Figure record listings

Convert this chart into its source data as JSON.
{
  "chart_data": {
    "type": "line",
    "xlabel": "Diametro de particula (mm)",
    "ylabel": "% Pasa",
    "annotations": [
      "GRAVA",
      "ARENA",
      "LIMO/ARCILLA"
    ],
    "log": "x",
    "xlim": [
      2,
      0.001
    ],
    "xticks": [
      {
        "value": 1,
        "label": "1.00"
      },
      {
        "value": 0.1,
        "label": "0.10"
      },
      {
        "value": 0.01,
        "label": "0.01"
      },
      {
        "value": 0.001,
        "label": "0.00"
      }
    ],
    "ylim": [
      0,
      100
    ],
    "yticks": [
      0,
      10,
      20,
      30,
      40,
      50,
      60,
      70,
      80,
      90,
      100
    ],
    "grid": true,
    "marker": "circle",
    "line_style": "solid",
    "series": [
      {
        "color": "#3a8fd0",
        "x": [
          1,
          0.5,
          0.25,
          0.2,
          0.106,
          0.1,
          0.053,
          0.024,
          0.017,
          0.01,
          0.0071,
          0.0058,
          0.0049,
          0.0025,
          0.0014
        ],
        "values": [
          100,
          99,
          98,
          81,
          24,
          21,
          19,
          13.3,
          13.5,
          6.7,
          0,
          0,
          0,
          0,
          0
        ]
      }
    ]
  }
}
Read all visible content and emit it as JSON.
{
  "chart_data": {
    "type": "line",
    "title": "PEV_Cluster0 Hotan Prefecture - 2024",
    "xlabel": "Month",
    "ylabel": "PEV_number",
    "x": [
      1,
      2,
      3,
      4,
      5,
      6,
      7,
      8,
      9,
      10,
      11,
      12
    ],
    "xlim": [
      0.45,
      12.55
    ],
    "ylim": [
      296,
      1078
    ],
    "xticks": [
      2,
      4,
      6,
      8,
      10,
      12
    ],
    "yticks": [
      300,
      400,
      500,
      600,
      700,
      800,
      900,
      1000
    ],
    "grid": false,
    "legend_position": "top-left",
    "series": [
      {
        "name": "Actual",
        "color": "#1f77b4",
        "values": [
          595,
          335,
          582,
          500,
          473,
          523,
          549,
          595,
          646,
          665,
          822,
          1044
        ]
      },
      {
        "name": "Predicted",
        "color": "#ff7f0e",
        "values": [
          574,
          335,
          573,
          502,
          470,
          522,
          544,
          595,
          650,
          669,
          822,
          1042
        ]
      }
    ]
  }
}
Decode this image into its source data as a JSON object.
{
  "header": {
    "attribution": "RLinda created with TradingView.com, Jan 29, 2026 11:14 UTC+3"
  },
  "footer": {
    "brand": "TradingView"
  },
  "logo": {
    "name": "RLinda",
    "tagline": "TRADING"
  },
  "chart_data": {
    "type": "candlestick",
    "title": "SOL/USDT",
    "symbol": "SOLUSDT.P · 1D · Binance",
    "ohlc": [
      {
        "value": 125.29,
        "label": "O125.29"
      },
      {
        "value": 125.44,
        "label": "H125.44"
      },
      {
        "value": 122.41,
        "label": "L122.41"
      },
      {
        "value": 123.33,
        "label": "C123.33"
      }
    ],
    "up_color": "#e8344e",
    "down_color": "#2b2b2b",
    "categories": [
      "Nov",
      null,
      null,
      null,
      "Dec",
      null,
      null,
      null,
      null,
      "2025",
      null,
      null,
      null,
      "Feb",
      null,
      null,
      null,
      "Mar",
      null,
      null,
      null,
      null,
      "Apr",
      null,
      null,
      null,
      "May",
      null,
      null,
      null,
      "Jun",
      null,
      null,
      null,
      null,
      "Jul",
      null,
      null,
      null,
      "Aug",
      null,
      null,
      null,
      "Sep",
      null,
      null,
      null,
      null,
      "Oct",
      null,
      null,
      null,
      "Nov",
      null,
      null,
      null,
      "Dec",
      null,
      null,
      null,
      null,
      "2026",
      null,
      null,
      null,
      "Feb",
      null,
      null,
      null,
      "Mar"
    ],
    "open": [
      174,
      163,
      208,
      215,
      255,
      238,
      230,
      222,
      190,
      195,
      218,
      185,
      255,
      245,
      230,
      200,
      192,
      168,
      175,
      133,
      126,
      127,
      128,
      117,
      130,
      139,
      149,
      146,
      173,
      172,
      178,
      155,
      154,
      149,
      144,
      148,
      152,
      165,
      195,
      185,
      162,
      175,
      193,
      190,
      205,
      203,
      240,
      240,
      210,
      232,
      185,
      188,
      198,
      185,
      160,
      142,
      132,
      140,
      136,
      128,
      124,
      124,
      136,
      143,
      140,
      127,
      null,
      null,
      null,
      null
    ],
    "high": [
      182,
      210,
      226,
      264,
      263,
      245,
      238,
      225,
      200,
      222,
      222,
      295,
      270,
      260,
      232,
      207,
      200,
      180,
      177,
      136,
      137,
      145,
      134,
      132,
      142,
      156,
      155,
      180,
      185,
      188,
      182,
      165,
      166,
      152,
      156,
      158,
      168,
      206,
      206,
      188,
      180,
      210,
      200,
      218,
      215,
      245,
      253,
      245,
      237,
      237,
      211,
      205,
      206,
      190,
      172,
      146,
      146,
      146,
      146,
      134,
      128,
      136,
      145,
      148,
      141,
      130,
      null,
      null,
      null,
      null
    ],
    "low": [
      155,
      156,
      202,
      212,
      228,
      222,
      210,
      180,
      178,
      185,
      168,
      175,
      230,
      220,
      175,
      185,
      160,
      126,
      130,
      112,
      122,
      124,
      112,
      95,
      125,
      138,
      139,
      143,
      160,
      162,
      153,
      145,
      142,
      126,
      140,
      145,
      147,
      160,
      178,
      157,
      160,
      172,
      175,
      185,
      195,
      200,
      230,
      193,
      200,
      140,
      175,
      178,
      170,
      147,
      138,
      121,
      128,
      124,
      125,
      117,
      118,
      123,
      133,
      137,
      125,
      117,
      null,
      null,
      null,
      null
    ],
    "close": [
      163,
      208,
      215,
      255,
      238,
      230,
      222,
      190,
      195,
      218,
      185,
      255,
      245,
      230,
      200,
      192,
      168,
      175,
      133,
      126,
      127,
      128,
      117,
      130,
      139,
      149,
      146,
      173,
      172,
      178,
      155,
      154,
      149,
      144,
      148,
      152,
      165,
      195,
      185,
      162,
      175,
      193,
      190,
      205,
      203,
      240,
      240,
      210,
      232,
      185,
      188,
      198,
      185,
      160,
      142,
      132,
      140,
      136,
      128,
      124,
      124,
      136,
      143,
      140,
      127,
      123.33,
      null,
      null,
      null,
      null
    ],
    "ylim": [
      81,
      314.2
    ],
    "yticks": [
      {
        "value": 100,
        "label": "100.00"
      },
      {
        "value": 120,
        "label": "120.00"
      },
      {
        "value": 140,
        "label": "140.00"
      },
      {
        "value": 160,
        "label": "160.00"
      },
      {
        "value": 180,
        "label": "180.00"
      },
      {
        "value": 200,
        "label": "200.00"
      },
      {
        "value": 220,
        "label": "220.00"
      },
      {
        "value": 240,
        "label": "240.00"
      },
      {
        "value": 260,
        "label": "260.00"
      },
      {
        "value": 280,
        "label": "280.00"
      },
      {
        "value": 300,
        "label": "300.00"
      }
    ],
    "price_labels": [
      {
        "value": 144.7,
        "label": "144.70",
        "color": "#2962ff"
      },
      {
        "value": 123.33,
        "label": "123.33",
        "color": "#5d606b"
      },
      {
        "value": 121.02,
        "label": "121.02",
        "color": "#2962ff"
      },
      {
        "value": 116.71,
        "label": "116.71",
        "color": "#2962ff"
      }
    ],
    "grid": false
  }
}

#### What you should do
Everything in the listing above should be restated exactly.

#### Response for this exercise
Convert this chart into its source data as JSON.
{
  "chart_data": {
    "type": "line",
    "xlabel": "Diametro de particula (mm)",
    "ylabel": "% Pasa",
    "annotations": [
      "GRAVA",
      "ARENA",
      "LIMO/ARCILLA"
    ],
    "log": "x",
    "xlim": [
      2,
      0.001
    ],
    "xticks": [
      {
        "value": 1,
        "label": "1.00"
      },
      {
        "value": 0.1,
        "label": "0.10"
      },
      {
        "value": 0.01,
        "label": "0.01"
      },
      {
        "value": 0.001,
        "label": "0.00"
      }
    ],
    "ylim": [
      0,
      100
    ],
    "yticks": [
      0,
      10,
      20,
      30,
      40,
      50,
      60,
      70,
      80,
      90,
      100
    ],
    "grid": true,
    "marker": "circle",
    "line_style": "solid",
    "series": [
      {
        "color": "#3a8fd0",
        "x": [
          1,
          0.5,
          0.25,
          0.2,
          0.106,
          0.1,
          0.053,
          0.024,
          0.017,
          0.01,
          0.0071,
          0.0058,
          0.0049,
          0.0025,
          0.0014
        ],
        "values": [
          100,
          99,
          98,
          81,
          24,
          21,
          19,
          13.3,
          13.5,
          6.7,
          0,
          0,
          0,
          0,
          0
        ]
      }
    ]
  }
}
Read all visible content and emit it as JSON.
{
  "chart_data": {
    "type": "line",
    "title": "PEV_Cluster0 Hotan Prefecture - 2024",
    "xlabel": "Month",
    "ylabel": "PEV_number",
    "x": [
      1,
      2,
      3,
      4,
      5,
      6,
      7,
      8,
      9,
      10,
      11,
      12
    ],
    "xlim": [
      0.45,
      12.55
    ],
    "ylim": [
      296,
      1078
    ],
    "xticks": [
      2,
      4,
      6,
      8,
      10,
      12
    ],
    "yticks": [
      300,
      400,
      500,
      600,
      700,
      800,
      900,
      1000
    ],
    "grid": false,
    "legend_position": "top-left",
    "series": [
      {
        "name": "Actual",
        "color": "#1f77b4",
        "values": [
          595,
          335,
          582,
          500,
          473,
          523,
          549,
          595,
          646,
          665,
          822,
          1044
        ]
      },
      {
        "name": "Predicted",
        "color": "#ff7f0e",
        "values": [
          574,
          335,
          573,
          502,
          470,
          522,
          544,
          595,
          650,
          669,
          822,
          1042
        ]
      }
    ]
  }
}
Decode this image into its source data as a JSON object.
{
  "header": {
    "attribution": "RLinda created with TradingView.com, Jan 29, 2026 11:14 UTC+3"
  },
  "footer": {
    "brand": "TradingView"
  },
  "logo": {
    "name": "RLinda",
    "tagline": "TRADING"
  },
  "chart_data": {
    "type": "candlestick",
    "title": "SOL/USDT",
    "symbol": "SOLUSDT.P · 1D · Binance",
    "ohlc": [
      {
        "value": 125.29,
        "label": "O125.29"
      },
      {
        "value": 125.44,
        "label": "H125.44"
      },
      {
        "value": 122.41,
        "label": "L122.41"
      },
      {
        "value": 123.33,
        "label": "C123.33"
      }
    ],
    "up_color": "#e8344e",
    "down_color": "#2b2b2b",
    "categories": [
      "Nov",
      null,
      null,
      null,
      "Dec",
      null,
      null,
      null,
      null,
      "2025",
      null,
      null,
      null,
      "Feb",
      null,
      null,
      null,
      "Mar",
      null,
      null,
      null,
      null,
      "Apr",
      null,
      null,
      null,
      "May",
      null,
      null,
      null,
      "Jun",
      null,
      null,
      null,
      null,
      "Jul",
      null,
      null,
      null,
      "Aug",
      null,
      null,
      null,
      "Sep",
      null,
      null,
      null,
      null,
      "Oct",
      null,
      null,
      null,
      "Nov",
      null,
      null,
      null,
      "Dec",
      null,
      null,
      null,
      null,
      "2026",
      null,
      null,
      null,
      "Feb",
      null,
      null,
      null,
      "Mar"
    ],
    "open": [
      174,
      163,
      208,
      215,
      255,
      238,
      230,
      222,
      190,
      195,
      218,
      185,
      255,
      245,
      230,
      200,
      192,
      168,
      175,
      133,
      126,
      127,
      128,
      117,
      130,
      139,
      149,
      146,
      173,
      172,
      178,
      155,
      154,
      149,
      144,
      148,
      152,
      165,
      195,
      185,
      162,
      175,
      193,
      190,
      205,
      203,
      240,
      240,
      210,
      232,
      185,
      188,
      198,
      185,
      160,
      142,
      132,
      140,
      136,
      128,
      124,
      124,
      136,
      143,
      140,
      127,
      null,
      null,
      null,
      null
    ],
    "high": [
      182,
      210,
      226,
      264,
      263,
      245,
      238,
      225,
      200,
      222,
      222,
      295,
      270,
      260,
      232,
      207,
      200,
      180,
      177,
      136,
      137,
      145,
      134,
      132,
      142,
      156,
      155,
      180,
      185,
      188,
      182,
      165,
      166,
      152,
      156,
      158,
      168,
      206,
      206,
      188,
      180,
      210,
      200,
      218,
      215,
      245,
      253,
      245,
      237,
      237,
      211,
      205,
      206,
      190,
      172,
      146,
      146,
      146,
      146,
      134,
      128,
      136,
      145,
      148,
      141,
      130,
      null,
      null,
      null,
      null
    ],
    "low": [
      155,
      156,
      202,
      212,
      228,
      222,
      210,
      180,
      178,
      185,
      168,
      175,
      230,
      220,
      175,
      185,
      160,
      126,
      130,
      112,
      122,
      124,
      112,
      95,
      125,
      138,
      139,
      143,
      160,
      162,
      153,
      145,
      142,
      126,
      140,
      145,
      147,
      160,
      178,
      157,
      160,
      172,
      175,
      185,
      195,
      200,
      230,
      193,
      200,
      140,
      175,
      178,
      170,
      147,
      138,
      121,
      128,
      124,
      125,
      117,
      118,
      123,
      133,
      137,
      125,
      117,
      null,
      null,
      null,
      null
    ],
    "close": [
      163,
      208,
      215,
      255,
      238,
      230,
      222,
      190,
      195,
      218,
      185,
      255,
      245,
      230,
      200,
      192,
      168,
      175,
      133,
      126,
      127,
      128,
      117,
      130,
      139,
      149,
      146,
      173,
      172,
      178,
      155,
      154,
      149,
      144,
      148,
      152,
      165,
      195,
      185,
      162,
      175,
      193,
      190,
      205,
      203,
      240,
      240,
      210,
      232,
      185,
      188,
      198,
      185,
      160,
      142,
      132,
      140,
      136,
      128,
      124,
      124,
      136,
      143,
      140,
      127,
      123.33,
      null,
      null,
      null,
      null
    ],
    "ylim": [
      81,
      314.2
    ],
    "yticks": [
      {
        "value": 100,
        "label": "100.00"
      },
      {
        "value": 120,
        "label": "120.00"
      },
      {
        "value": 140,
        "label": "140.00"
      },
      {
        "value": 160,
        "label": "160.00"
      },
      {
        "value": 180,
        "label": "180.00"
      },
      {
        "value": 200,
        "label": "200.00"
      },
      {
        "value": 220,
        "label": "220.00"
      },
      {
        "value": 240,
        "label": "240.00"
      },
      {
        "value": 260,
        "label": "260.00"
      },
      {
        "value": 280,
        "label": "280.00"
      },
      {
        "value": 300,
        "label": "300.00"
      }
    ],
    "price_labels": [
      {
        "value": 144.7,
        "label": "144.70",
        "color": "#2962ff"
      },
      {
        "value": 123.33,
        "label": "123.33",
        "color": "#5d606b"
      },
      {
        "value": 121.02,
        "label": "121.02",
        "color": "#2962ff"
      },
      {
        "value": 116.71,
        "label": "116.71",
        "color": "#2962ff"
      }
    ],
    "grid": false
  }
}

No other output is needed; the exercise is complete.